(Stored records)
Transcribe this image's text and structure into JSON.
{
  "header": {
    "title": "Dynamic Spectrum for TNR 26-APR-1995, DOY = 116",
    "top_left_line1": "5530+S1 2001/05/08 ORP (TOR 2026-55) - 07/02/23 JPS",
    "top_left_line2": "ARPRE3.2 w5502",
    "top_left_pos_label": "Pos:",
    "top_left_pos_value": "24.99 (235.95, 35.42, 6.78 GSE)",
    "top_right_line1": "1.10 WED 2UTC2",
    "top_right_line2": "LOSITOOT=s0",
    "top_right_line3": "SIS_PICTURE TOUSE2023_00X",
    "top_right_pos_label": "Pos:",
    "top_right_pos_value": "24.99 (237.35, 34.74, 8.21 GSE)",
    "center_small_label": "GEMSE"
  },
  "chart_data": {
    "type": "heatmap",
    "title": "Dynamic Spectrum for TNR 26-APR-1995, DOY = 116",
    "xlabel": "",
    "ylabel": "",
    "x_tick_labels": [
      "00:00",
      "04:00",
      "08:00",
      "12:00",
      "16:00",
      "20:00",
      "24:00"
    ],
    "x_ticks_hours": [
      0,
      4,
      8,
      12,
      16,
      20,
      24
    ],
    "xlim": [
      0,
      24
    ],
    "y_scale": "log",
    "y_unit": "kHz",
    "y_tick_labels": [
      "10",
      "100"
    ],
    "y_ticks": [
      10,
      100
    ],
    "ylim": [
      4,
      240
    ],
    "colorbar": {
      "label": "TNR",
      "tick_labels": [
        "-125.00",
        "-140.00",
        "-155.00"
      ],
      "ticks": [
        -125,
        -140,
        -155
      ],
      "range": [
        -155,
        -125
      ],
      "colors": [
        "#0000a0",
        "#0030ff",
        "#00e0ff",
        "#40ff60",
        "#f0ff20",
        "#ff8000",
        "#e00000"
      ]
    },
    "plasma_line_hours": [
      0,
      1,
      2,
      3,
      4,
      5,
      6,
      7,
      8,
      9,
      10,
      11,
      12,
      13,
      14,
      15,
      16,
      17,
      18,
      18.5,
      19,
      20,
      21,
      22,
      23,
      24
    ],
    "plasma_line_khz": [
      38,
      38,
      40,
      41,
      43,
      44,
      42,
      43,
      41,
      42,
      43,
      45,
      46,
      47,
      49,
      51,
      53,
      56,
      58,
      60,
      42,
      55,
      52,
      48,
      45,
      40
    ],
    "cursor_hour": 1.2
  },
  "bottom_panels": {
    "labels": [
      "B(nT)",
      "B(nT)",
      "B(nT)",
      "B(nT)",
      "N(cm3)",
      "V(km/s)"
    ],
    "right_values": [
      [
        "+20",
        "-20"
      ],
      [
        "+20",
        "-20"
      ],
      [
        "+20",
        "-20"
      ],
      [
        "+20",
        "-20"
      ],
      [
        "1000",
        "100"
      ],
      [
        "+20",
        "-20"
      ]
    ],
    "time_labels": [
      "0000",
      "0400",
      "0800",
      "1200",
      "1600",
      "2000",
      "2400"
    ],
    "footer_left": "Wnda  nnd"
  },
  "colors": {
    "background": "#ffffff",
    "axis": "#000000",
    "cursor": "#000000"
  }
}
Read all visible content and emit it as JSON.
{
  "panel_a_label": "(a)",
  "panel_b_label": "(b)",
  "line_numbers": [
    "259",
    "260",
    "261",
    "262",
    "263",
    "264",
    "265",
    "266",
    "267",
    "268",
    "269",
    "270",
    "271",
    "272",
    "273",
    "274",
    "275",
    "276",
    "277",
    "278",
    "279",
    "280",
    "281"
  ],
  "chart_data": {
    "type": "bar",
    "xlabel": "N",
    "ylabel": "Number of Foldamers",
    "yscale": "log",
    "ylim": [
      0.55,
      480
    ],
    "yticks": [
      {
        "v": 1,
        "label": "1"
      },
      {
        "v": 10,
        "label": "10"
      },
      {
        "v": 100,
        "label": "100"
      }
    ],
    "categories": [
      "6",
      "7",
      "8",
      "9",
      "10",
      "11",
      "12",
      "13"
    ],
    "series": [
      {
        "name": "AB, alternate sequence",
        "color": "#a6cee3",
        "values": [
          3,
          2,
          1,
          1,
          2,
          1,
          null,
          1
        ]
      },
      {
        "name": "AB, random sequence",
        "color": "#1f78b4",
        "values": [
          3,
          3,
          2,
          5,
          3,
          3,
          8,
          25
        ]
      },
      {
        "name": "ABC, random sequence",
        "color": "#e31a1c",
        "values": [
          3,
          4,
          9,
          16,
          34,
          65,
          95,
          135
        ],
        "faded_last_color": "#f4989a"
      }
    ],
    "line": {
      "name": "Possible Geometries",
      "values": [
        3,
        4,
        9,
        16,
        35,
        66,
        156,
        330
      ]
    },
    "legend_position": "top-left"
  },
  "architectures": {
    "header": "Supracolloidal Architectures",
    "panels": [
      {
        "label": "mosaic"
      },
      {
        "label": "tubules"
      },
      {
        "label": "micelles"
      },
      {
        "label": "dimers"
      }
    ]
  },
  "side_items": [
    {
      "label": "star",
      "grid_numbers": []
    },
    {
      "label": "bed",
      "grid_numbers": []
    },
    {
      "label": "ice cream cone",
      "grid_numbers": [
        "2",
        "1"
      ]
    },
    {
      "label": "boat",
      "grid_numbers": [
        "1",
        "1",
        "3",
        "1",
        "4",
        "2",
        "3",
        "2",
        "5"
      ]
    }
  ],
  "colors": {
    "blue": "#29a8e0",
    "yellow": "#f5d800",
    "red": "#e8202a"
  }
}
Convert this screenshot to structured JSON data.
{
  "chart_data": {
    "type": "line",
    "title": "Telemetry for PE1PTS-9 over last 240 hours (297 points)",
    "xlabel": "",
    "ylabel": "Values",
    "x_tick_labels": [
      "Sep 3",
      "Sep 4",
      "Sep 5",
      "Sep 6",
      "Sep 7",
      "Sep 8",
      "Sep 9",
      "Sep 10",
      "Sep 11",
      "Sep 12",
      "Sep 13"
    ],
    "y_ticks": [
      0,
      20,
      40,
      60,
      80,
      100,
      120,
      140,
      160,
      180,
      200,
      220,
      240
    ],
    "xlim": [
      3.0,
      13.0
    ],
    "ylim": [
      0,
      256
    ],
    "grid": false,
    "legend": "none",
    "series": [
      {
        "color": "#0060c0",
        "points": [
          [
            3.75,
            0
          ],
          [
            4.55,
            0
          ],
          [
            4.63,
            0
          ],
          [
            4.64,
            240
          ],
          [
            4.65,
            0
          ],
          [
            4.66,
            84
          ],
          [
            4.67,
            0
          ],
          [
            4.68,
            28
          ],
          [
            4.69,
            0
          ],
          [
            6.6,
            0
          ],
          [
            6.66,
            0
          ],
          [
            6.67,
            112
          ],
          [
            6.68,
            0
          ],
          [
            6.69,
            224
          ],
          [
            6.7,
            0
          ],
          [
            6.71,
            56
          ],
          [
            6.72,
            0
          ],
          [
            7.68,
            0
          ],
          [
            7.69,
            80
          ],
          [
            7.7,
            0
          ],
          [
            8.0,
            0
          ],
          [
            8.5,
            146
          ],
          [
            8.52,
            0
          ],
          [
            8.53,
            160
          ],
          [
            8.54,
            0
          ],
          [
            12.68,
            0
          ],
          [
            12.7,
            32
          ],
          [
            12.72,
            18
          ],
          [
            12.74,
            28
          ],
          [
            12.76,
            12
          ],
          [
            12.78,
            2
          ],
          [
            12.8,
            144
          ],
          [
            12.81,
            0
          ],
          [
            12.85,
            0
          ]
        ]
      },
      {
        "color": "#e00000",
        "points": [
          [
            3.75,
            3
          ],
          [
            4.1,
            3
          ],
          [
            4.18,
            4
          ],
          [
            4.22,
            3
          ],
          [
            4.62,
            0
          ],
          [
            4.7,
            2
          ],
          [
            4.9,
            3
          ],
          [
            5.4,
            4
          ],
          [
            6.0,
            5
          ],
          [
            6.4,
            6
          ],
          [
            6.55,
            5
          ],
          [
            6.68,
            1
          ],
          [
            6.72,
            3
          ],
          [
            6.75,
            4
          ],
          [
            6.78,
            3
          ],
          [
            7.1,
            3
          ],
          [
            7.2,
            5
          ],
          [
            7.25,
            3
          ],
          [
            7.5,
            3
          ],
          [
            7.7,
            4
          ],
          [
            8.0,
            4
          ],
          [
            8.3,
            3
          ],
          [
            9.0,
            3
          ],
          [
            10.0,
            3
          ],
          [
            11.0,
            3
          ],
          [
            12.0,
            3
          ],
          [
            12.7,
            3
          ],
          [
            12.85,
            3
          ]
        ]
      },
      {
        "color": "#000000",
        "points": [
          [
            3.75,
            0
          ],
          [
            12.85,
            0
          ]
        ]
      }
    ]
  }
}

> _WHAT IS EXPECTED_: Locate all lines in the listing above with the word "name". Copy them.

> _EXERCISE OUTPUT_:
        "name": "AB, alternate sequence",
        "name": "AB, random sequence",
        "name": "ABC, random sequence",
      "name": "Possible Geometries",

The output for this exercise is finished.